AIM OF THE TASK — Pull each line containing "autor" out of the data and copy it.

--------------------------------------------------

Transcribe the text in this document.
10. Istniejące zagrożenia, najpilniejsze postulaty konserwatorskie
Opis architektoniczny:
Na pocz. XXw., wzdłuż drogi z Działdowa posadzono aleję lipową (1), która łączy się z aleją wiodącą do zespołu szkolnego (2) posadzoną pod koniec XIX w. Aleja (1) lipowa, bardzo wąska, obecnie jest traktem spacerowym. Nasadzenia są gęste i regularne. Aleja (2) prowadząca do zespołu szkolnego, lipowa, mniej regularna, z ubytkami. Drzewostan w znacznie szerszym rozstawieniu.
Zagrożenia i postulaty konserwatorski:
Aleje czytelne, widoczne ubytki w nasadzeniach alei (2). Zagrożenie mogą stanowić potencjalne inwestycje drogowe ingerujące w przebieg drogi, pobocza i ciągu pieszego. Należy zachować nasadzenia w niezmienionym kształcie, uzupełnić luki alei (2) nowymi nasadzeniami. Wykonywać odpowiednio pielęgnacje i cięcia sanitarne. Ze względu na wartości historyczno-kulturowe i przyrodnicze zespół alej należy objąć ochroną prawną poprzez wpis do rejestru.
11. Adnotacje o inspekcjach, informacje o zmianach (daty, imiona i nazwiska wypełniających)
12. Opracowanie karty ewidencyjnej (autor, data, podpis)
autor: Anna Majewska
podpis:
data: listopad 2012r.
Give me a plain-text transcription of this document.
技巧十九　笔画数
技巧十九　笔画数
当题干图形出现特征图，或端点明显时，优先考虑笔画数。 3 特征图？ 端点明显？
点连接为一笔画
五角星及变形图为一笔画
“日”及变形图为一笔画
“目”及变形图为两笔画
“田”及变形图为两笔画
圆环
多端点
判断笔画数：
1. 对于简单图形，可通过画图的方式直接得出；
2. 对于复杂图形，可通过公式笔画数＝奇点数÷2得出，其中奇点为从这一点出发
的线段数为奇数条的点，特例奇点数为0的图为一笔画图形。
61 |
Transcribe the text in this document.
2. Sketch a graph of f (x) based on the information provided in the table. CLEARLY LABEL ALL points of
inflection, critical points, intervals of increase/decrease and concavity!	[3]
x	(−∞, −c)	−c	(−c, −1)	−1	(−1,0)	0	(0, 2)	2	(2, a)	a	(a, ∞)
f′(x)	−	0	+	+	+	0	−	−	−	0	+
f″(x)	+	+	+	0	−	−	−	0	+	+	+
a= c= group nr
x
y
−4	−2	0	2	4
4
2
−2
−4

--------------------------------------------------

ANSWER —
12. Opracowanie karty ewidencyjnej (autor, data, podpis)
autor: Anna Majewska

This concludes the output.